#### [Input]
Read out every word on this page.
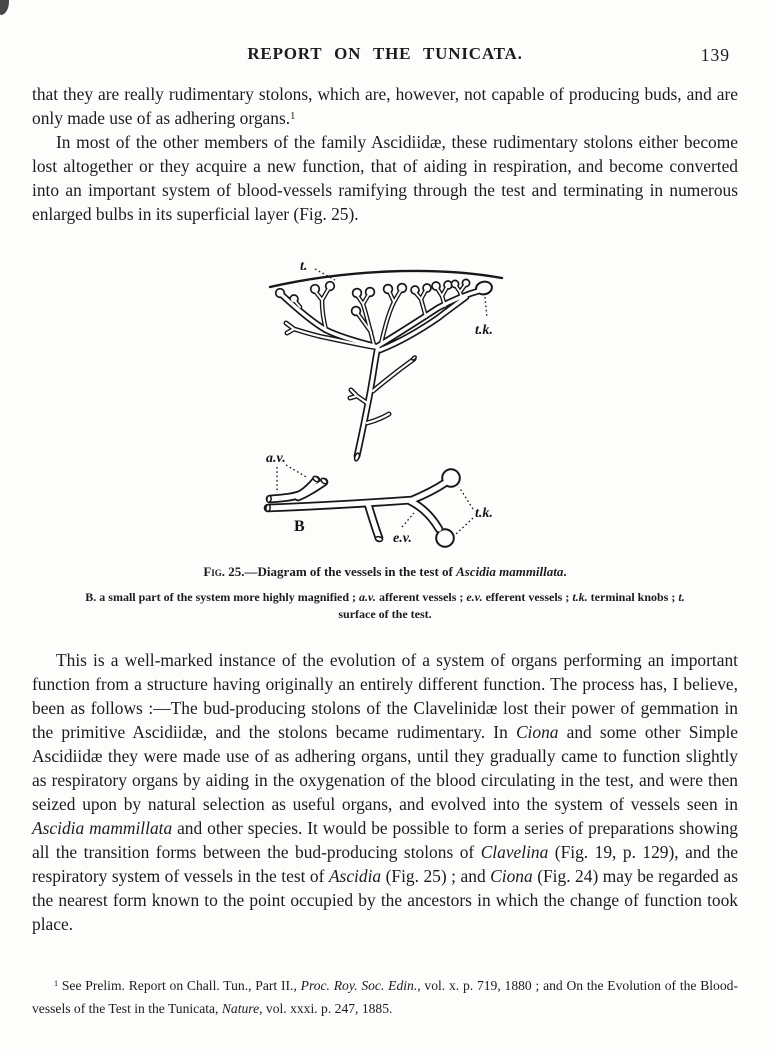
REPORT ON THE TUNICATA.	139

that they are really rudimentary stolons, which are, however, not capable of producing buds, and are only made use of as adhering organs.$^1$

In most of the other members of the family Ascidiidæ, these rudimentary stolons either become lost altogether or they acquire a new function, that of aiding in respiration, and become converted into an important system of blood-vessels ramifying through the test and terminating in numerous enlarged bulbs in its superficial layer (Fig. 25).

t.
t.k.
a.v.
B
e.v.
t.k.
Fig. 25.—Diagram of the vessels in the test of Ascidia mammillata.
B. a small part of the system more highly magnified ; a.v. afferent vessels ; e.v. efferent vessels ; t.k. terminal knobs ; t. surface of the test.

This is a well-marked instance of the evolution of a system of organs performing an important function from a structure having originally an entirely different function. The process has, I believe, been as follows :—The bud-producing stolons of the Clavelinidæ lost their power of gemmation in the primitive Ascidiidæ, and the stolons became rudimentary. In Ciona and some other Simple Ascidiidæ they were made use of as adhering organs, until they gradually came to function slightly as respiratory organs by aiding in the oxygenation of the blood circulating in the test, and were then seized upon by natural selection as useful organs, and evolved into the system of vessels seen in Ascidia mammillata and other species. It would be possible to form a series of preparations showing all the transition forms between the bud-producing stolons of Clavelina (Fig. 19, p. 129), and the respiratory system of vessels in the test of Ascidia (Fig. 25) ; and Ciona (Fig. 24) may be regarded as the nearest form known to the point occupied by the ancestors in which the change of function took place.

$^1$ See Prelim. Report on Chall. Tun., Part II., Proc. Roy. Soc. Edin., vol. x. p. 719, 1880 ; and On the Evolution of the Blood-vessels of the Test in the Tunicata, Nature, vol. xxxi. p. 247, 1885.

#### [Task goal]
Take each line of the material that contains the word "Ascidia" and list it.

#### [Solution for this task]
Fig. 25.—Diagram of the vessels in the test of Ascidia mammillata.
This is a well-marked instance of the evolution of a system of organs performing an important function from a structure having originally an entirely different function. The process has, I believe, been as follows :—The bud-producing stolons of the Clavelinidæ lost their power of gemmation in the primitive Ascidiidæ, and the stolons became rudimentary. In Ciona and some other Simple Ascidiidæ they were made use of as adhering organs, until they gradually came to function slightly as respiratory organs by aiding in the oxygenation of the blood circulating in the test, and were then seized upon by natural selection as useful organs, and evolved into the system of vessels seen in Ascidia mammillata and other species. It would be possible to form a series of preparations showing all the transition forms between the bud-producing stolons of Clavelina (Fig. 19, p. 129), and the respiratory system of vessels in the test of Ascidia (Fig. 25) ; and Ciona (Fig. 24) may be regarded as the nearest form known to the point occupied by the ancestors in which the change of function took place.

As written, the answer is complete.